§ Problem statement:
Leave out the pictures and repeat everything else in the records exactly.
########
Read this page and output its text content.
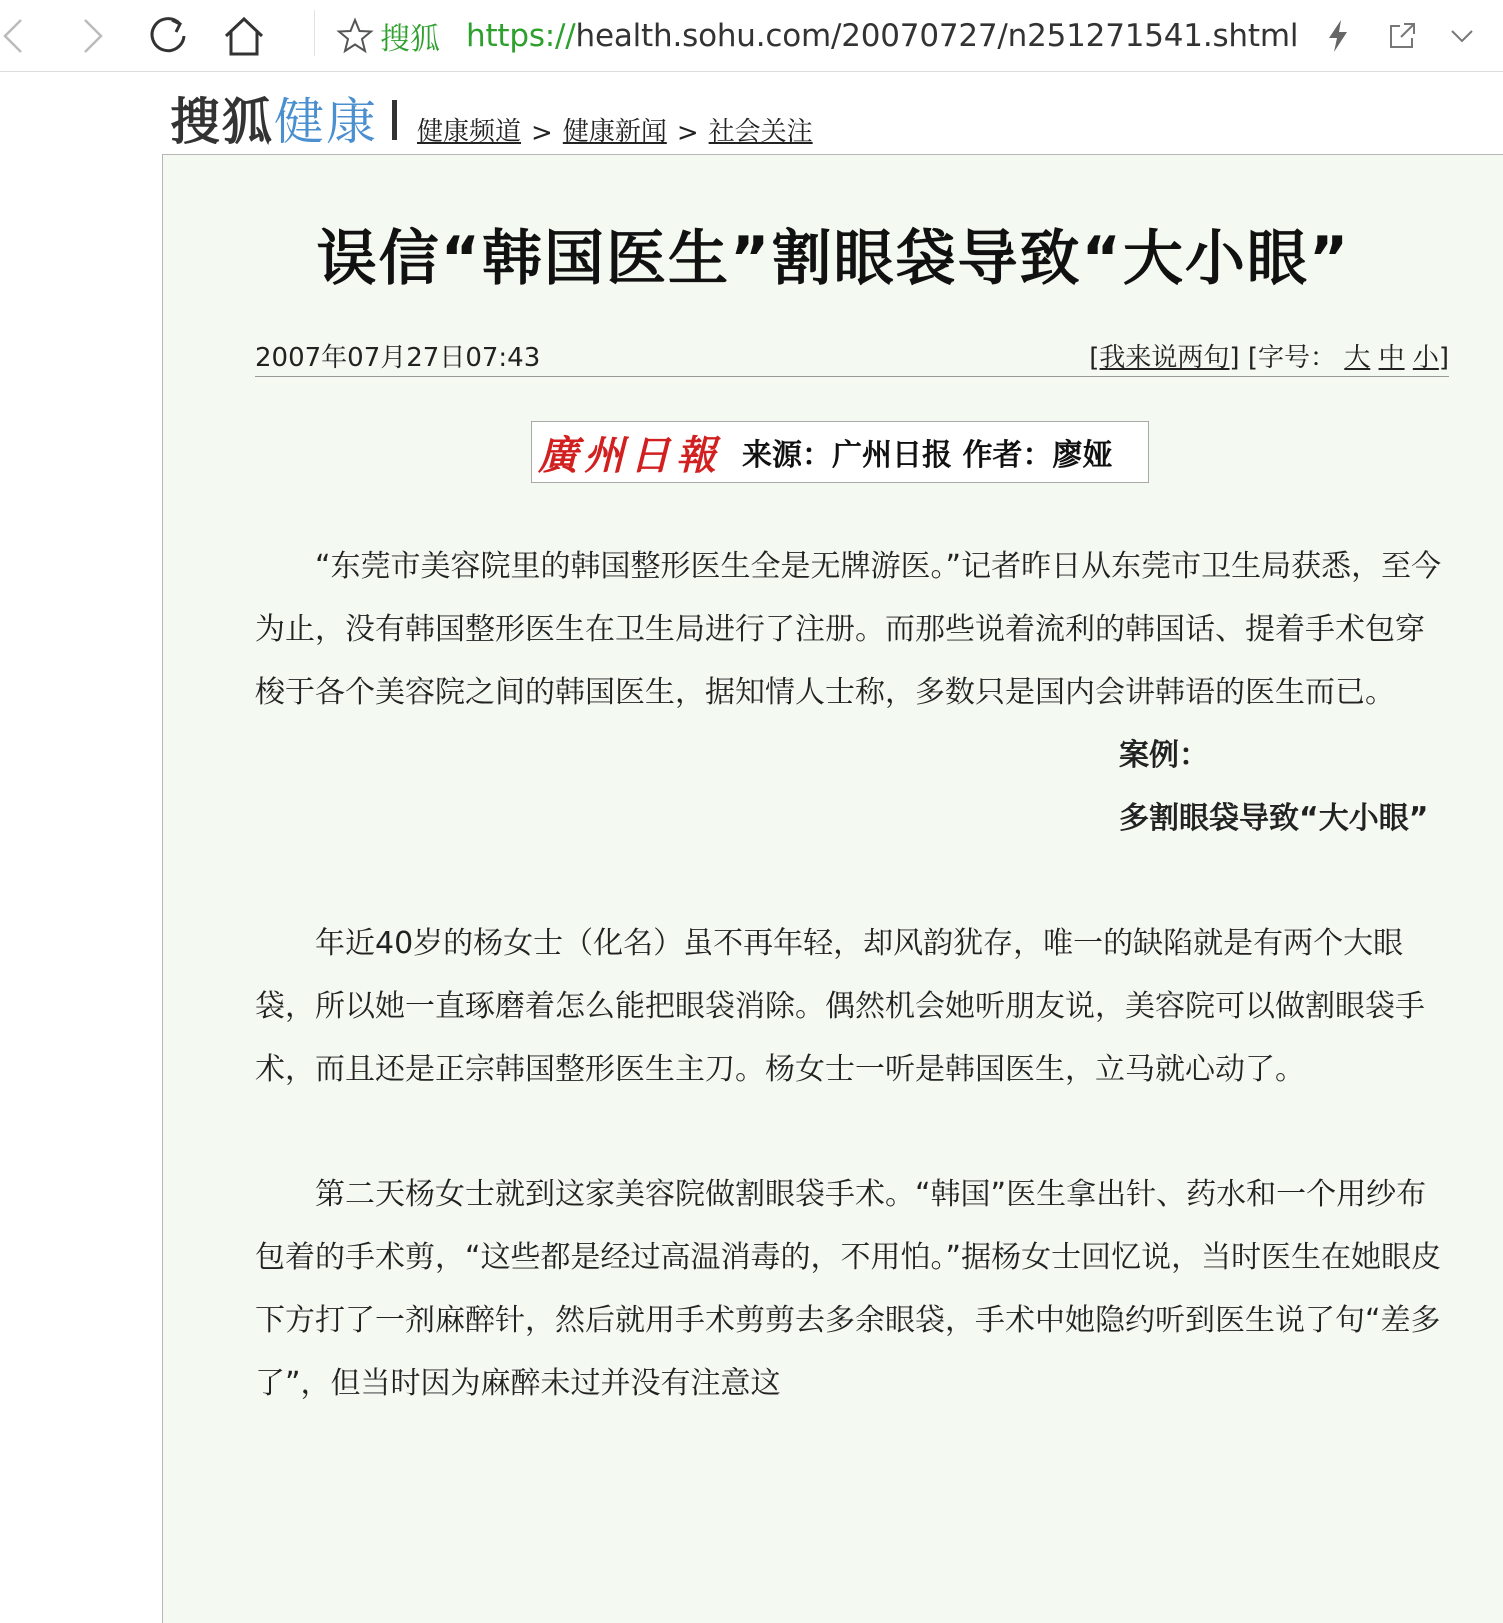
搜狐 https://health.sohu.com/20070727/n251271541.shtml
搜狐 健康 健康频道 > 健康新闻 > 社会关注
误信“韩国医生”割眼袋导致“大小眼”
2007年07月27日07:43	[我来说两句] [字号： 大 中 小]
廣州日報 来源：广州日报 作者：廖娅

“东莞市美容院里的韩国整形医生全是无牌游医。”记者昨日从东莞市卫生局获悉，至今为止，没有韩国整形医生在卫生局进行了注册。而那些说着流利的韩国话、提着手术包穿梭于各个美容院之间的韩国医生，据知情人士称，多数只是国内会讲韩语的医生而已。

案例：

多割眼袋导致“大小眼”

年近40岁的杨女士（化名）虽不再年轻，却风韵犹存，唯一的缺陷就是有两个大眼袋，所以她一直琢磨着怎么能把眼袋消除。偶然机会她听朋友说，美容院可以做割眼袋手术，而且还是正宗韩国整形医生主刀。杨女士一听是韩国医生，立马就心动了。

第二天杨女士就到这家美容院做割眼袋手术。“韩国”医生拿出针、药水和一个用纱布包着的手术剪，“这些都是经过高温消毒的，不用怕。”据杨女士回忆说，当时医生在她眼皮下方打了一剂麻醉针，然后就用手术剪剪去多余眼袋，手术中她隐约听到医生说了句“差多了”，但当时因为麻醉未过并没有注意这
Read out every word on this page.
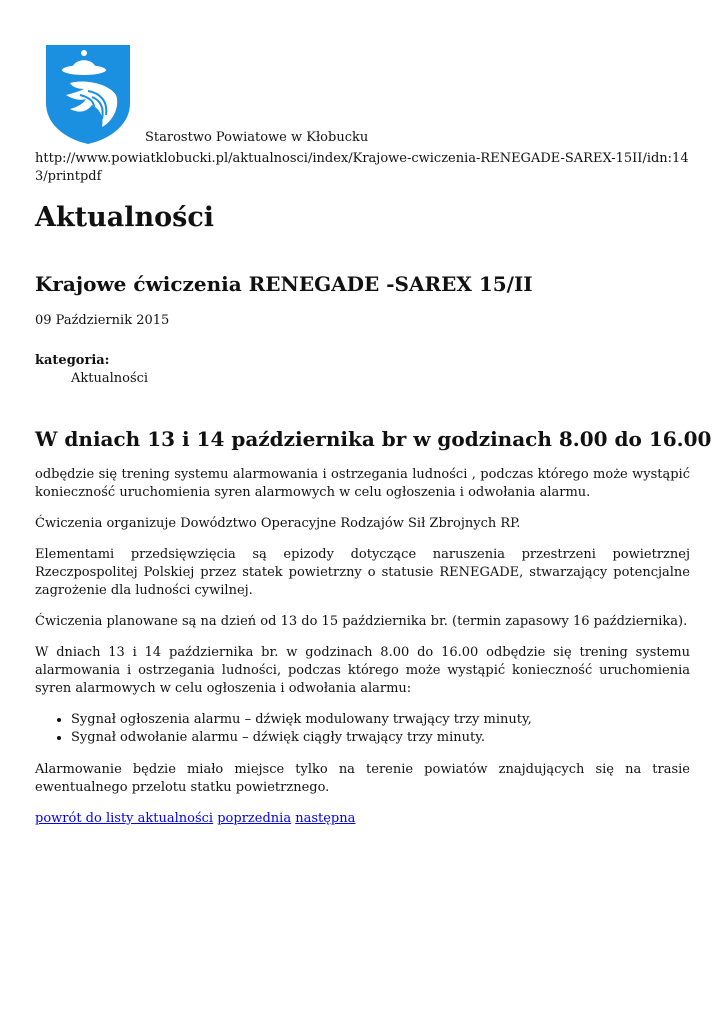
Starostwo Powiatowe w Kłobucku
http://www.powiatklobucki.pl/aktualnosci/index/Krajowe-cwiczenia-RENEGADE-SAREX-15II/idn:143/printpdf
Aktualności
Krajowe ćwiczenia RENEGADE -SAREX 15/II
09 Październik 2015
kategoria:
Aktualności
W dniach 13 i 14 października br w godzinach 8.00 do 16.00

odbędzie się trening systemu alarmowania i ostrzegania ludności , podczas którego może wystąpić konieczność uruchomienia syren alarmowych w celu ogłoszenia i odwołania alarmu.

Ćwiczenia organizuje Dowództwo Operacyjne Rodzajów Sił Zbrojnych RP.

Elementami przedsięwzięcia są epizody dotyczące naruszenia przestrzeni powietrznej Rzeczpospolitej Polskiej przez statek powietrzny o statusie RENEGADE, stwarzający potencjalne zagrożenie dla ludności cywilnej.

Ćwiczenia planowane są na dzień od 13 do 15 października br. (termin zapasowy 16 października).

W dniach 13 i 14 października br. w godzinach 8.00 do 16.00 odbędzie się trening systemu alarmowania i ostrzegania ludności, podczas którego może wystąpić konieczność uruchomienia syren alarmowych w celu ogłoszenia i odwołania alarmu:

• Sygnał ogłoszenia alarmu – dźwięk modulowany trwający trzy minuty,
• Sygnał odwołanie alarmu – dźwięk ciągły trwający trzy minuty.

Alarmowanie będzie miało miejsce tylko na terenie powiatów znajdujących się na trasie ewentualnego przelotu statku powietrznego.

powrót do listy aktualności poprzednia następna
########
§ Result:
Read this page and output its text content.
搜狐 https://health.sohu.com/20070727/n251271541.shtml
搜狐 健康 健康频道 > 健康新闻 > 社会关注
误信“韩国医生”割眼袋导致“大小眼”
2007年07月27日07:43	[我来说两句] [字号： 大 中 小]
廣州日報 来源：广州日报 作者：廖娅

“东莞市美容院里的韩国整形医生全是无牌游医。”记者昨日从东莞市卫生局获悉，至今为止，没有韩国整形医生在卫生局进行了注册。而那些说着流利的韩国话、提着手术包穿梭于各个美容院之间的韩国医生，据知情人士称，多数只是国内会讲韩语的医生而已。

案例：

多割眼袋导致“大小眼”

年近40岁的杨女士（化名）虽不再年轻，却风韵犹存，唯一的缺陷就是有两个大眼袋，所以她一直琢磨着怎么能把眼袋消除。偶然机会她听朋友说，美容院可以做割眼袋手术，而且还是正宗韩国整形医生主刀。杨女士一听是韩国医生，立马就心动了。

第二天杨女士就到这家美容院做割眼袋手术。“韩国”医生拿出针、药水和一个用纱布包着的手术剪，“这些都是经过高温消毒的，不用怕。”据杨女士回忆说，当时医生在她眼皮下方打了一剂麻醉针，然后就用手术剪剪去多余眼袋，手术中她隐约听到医生说了句“差多了”，但当时因为麻醉未过并没有注意这
Read out every word on this page.
Starostwo Powiatowe w Kłobucku
http://www.powiatklobucki.pl/aktualnosci/index/Krajowe-cwiczenia-RENEGADE-SAREX-15II/idn:143/printpdf
Aktualności
Krajowe ćwiczenia RENEGADE -SAREX 15/II
09 Październik 2015
kategoria:
Aktualności
W dniach 13 i 14 października br w godzinach 8.00 do 16.00

odbędzie się trening systemu alarmowania i ostrzegania ludności , podczas którego może wystąpić konieczność uruchomienia syren alarmowych w celu ogłoszenia i odwołania alarmu.

Ćwiczenia organizuje Dowództwo Operacyjne Rodzajów Sił Zbrojnych RP.

Elementami przedsięwzięcia są epizody dotyczące naruszenia przestrzeni powietrznej Rzeczpospolitej Polskiej przez statek powietrzny o statusie RENEGADE, stwarzający potencjalne zagrożenie dla ludności cywilnej.

Ćwiczenia planowane są na dzień od 13 do 15 października br. (termin zapasowy 16 października).

W dniach 13 i 14 października br. w godzinach 8.00 do 16.00 odbędzie się trening systemu alarmowania i ostrzegania ludności, podczas którego może wystąpić konieczność uruchomienia syren alarmowych w celu ogłoszenia i odwołania alarmu:

• Sygnał ogłoszenia alarmu – dźwięk modulowany trwający trzy minuty,
• Sygnał odwołanie alarmu – dźwięk ciągły trwający trzy minuty.

Alarmowanie będzie miało miejsce tylko na terenie powiatów znajdujących się na trasie ewentualnego przelotu statku powietrznego.

powrót do listy aktualności poprzednia następna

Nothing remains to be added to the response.